** Start **

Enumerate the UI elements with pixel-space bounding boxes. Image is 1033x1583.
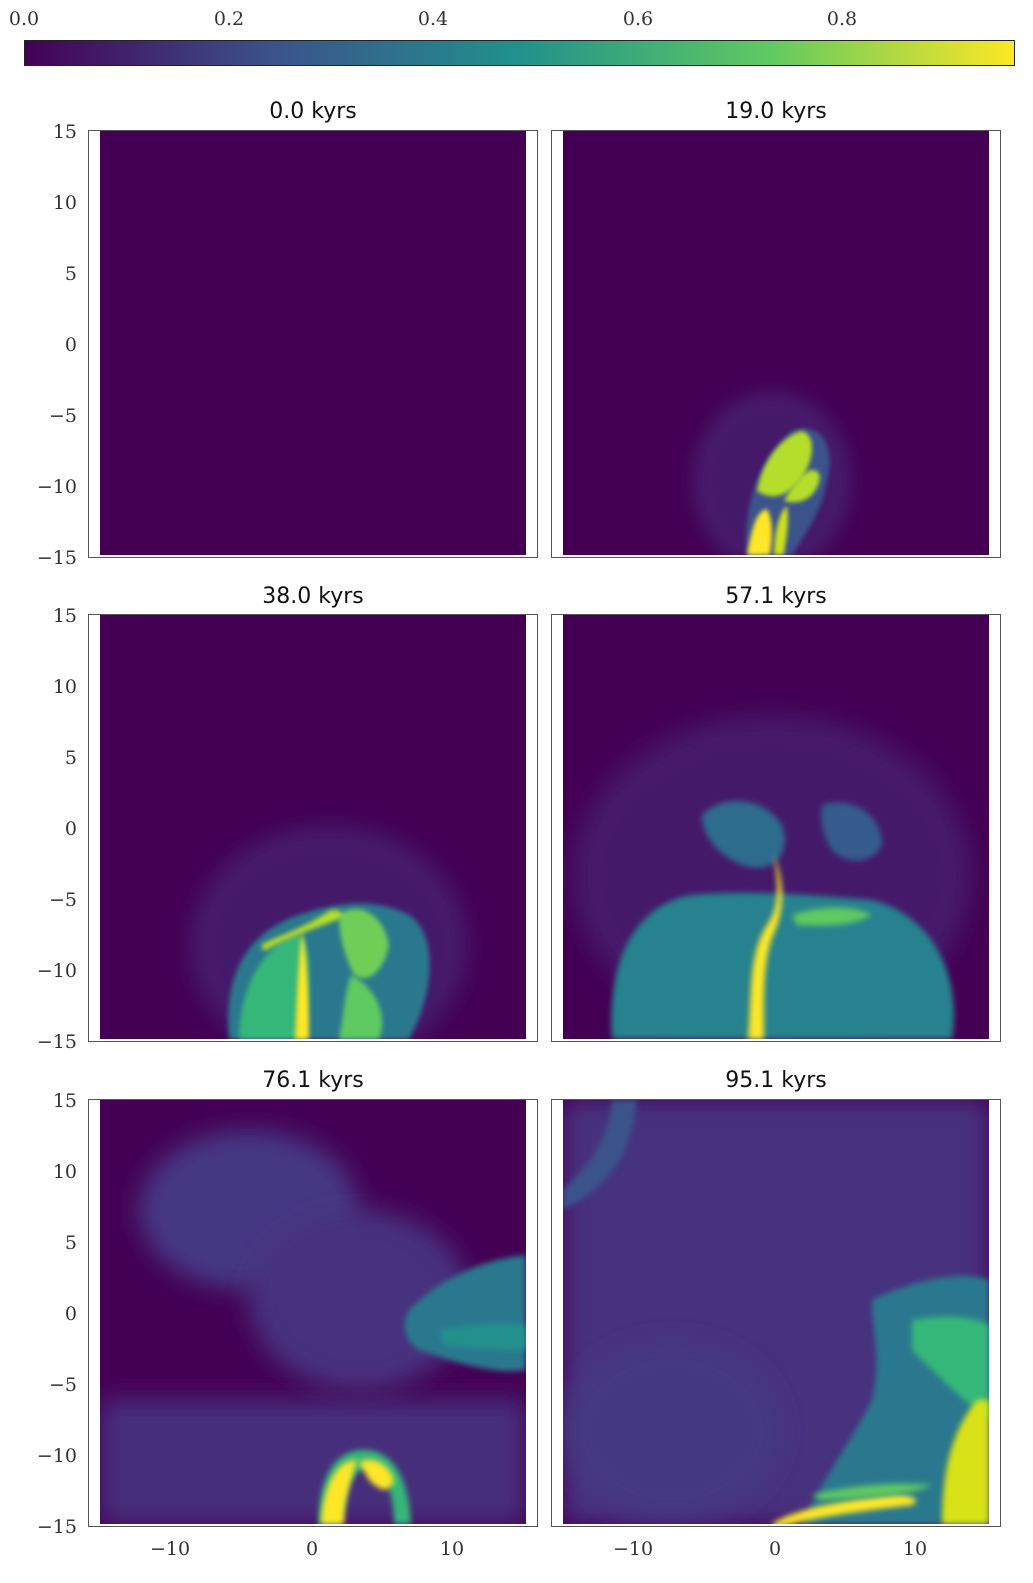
- y-tick: 0: [64, 334, 77, 356]
- heatmap-panel-1: [551, 130, 1001, 558]
- panel-title: 19.0 kyrs: [725, 99, 827, 124]
- panel-title: 95.1 kyrs: [725, 1068, 827, 1093]
- colorbar-tick: 0.6: [622, 8, 654, 30]
- y-tick: 15: [52, 605, 77, 627]
- heatmap-features: [563, 1100, 989, 1524]
- x-tick: −10: [149, 1538, 191, 1560]
- panel-title: 57.1 kyrs: [725, 584, 827, 609]
- y-tick: 0: [64, 818, 77, 840]
- y-tick: −5: [48, 889, 77, 911]
- colorbar: [24, 40, 1015, 66]
- y-tick: 10: [52, 1161, 77, 1183]
- y-tick: 10: [52, 676, 77, 698]
- y-tick: 0: [64, 1303, 77, 1325]
- y-tick: 5: [64, 263, 77, 285]
- heatmap-field: [100, 131, 526, 555]
- heatmap-image: [563, 615, 989, 1039]
- heatmap-image: [563, 131, 989, 555]
- x-tick: 0: [768, 1538, 782, 1560]
- heatmap-panel-5: [551, 1099, 1001, 1527]
- heatmap-panel-0: [88, 130, 538, 558]
- y-tick: 15: [52, 1090, 77, 1112]
- heatmap-image: [100, 615, 526, 1039]
- y-tick: 15: [52, 121, 77, 143]
- panel-title: 76.1 kyrs: [262, 1068, 364, 1093]
- colorbar-tick: 0.0: [8, 8, 40, 30]
- y-tick: −15: [36, 547, 77, 569]
- y-tick: −10: [36, 1445, 77, 1467]
- y-tick: −15: [36, 1516, 77, 1538]
- heatmap-image: [563, 1100, 989, 1524]
- heatmap-features: [572, 715, 972, 1039]
- heatmap-features: [189, 825, 469, 1039]
- heatmap-image: [100, 131, 526, 555]
- y-tick: −5: [48, 405, 77, 427]
- colorbar-tick: 0.2: [213, 8, 245, 30]
- y-tick: 5: [64, 747, 77, 769]
- colorbar-tick: 0.8: [826, 8, 858, 30]
- panel-title: 0.0 kyrs: [269, 99, 357, 124]
- heatmap-features: [692, 391, 852, 555]
- panel-title: 38.0 kyrs: [262, 584, 364, 609]
- y-tick: −10: [36, 476, 77, 498]
- heatmap-image: [100, 1100, 526, 1524]
- colorbar-tick: 0.4: [417, 8, 449, 30]
- x-tick: 10: [902, 1538, 928, 1560]
- heatmap-panel-3: [551, 614, 1001, 1042]
- y-tick: 5: [64, 1232, 77, 1254]
- x-tick: 0: [305, 1538, 319, 1560]
- y-tick: −10: [36, 960, 77, 982]
- heatmap-panel-2: [88, 614, 538, 1042]
- y-tick: −5: [48, 1374, 77, 1396]
- x-tick: 10: [439, 1538, 465, 1560]
- heatmap-features: [100, 1130, 526, 1524]
- heatmap-panel-4: [88, 1099, 538, 1527]
- y-tick: −15: [36, 1031, 77, 1053]
- y-tick: 10: [52, 192, 77, 214]
- x-tick: −10: [612, 1538, 654, 1560]
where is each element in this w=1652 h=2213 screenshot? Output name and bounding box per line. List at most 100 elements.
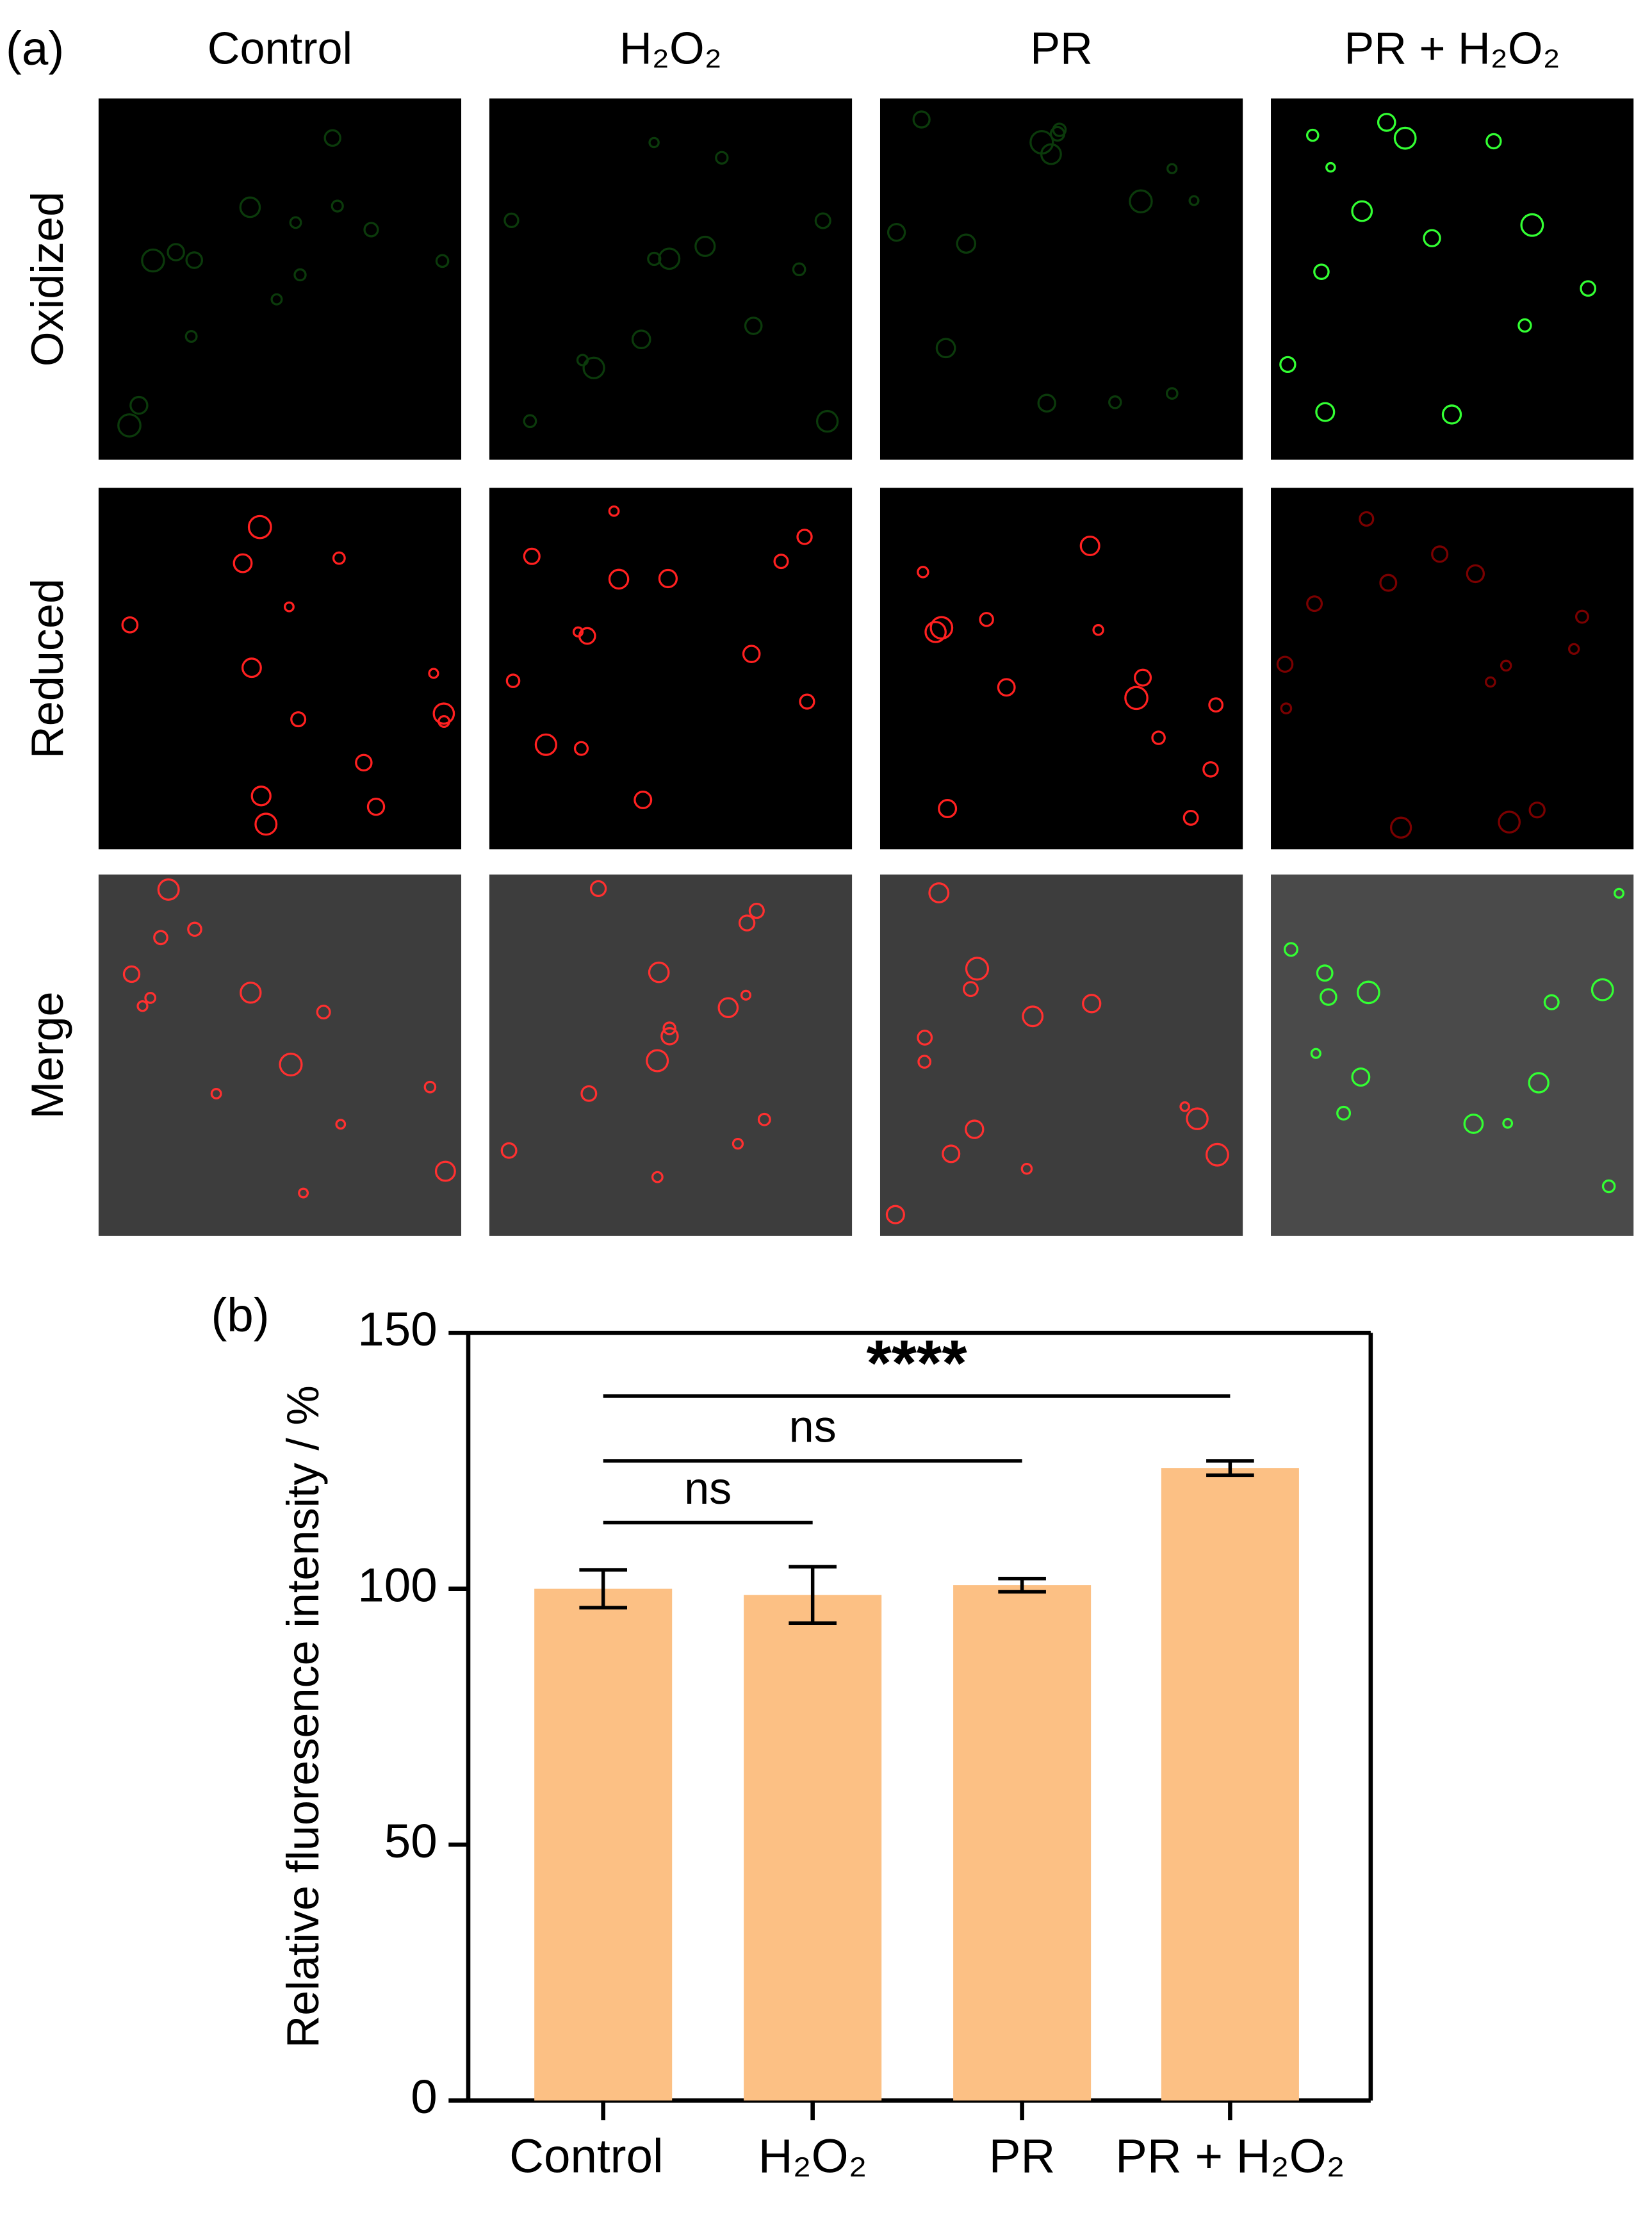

** End **

> **TASK DIRECTIONS**: From the listing, copy out every line starting at the one containing "- y-tick: 0: [64, 334, 77, 356]" and ending at the one containing "- heatmap-image: [563, 1100, 989, 1524]", with both of those lines included.

> **RESULT FOR THIS EXERCISE**:
- y-tick: 0: [64, 334, 77, 356]
- heatmap-panel-1: [551, 130, 1001, 558]
- panel-title: 19.0 kyrs: [725, 99, 827, 124]
- panel-title: 95.1 kyrs: [725, 1068, 827, 1093]
- colorbar-tick: 0.6: [622, 8, 654, 30]
- y-tick: 15: [52, 605, 77, 627]
- heatmap-features: [563, 1100, 989, 1524]
- x-tick: −10: [149, 1538, 191, 1560]
- panel-title: 57.1 kyrs: [725, 584, 827, 609]
- y-tick: 0: [64, 818, 77, 840]
- y-tick: −5: [48, 889, 77, 911]
- colorbar: [24, 40, 1015, 66]
- y-tick: 10: [52, 1161, 77, 1183]
- y-tick: 10: [52, 676, 77, 698]
- y-tick: 0: [64, 1303, 77, 1325]
- y-tick: 5: [64, 263, 77, 285]
- heatmap-field: [100, 131, 526, 555]
- heatmap-image: [563, 615, 989, 1039]
- heatmap-image: [563, 131, 989, 555]
- x-tick: 0: [768, 1538, 782, 1560]
- heatmap-panel-5: [551, 1099, 1001, 1527]
- heatmap-panel-0: [88, 130, 538, 558]
- y-tick: 15: [52, 1090, 77, 1112]
- heatmap-image: [100, 615, 526, 1039]
- y-tick: 15: [52, 121, 77, 143]
- panel-title: 76.1 kyrs: [262, 1068, 364, 1093]
- colorbar-tick: 0.0: [8, 8, 40, 30]
- y-tick: −15: [36, 547, 77, 569]
- y-tick: −10: [36, 1445, 77, 1467]
- y-tick: −15: [36, 1516, 77, 1538]
- heatmap-image: [563, 1100, 989, 1524]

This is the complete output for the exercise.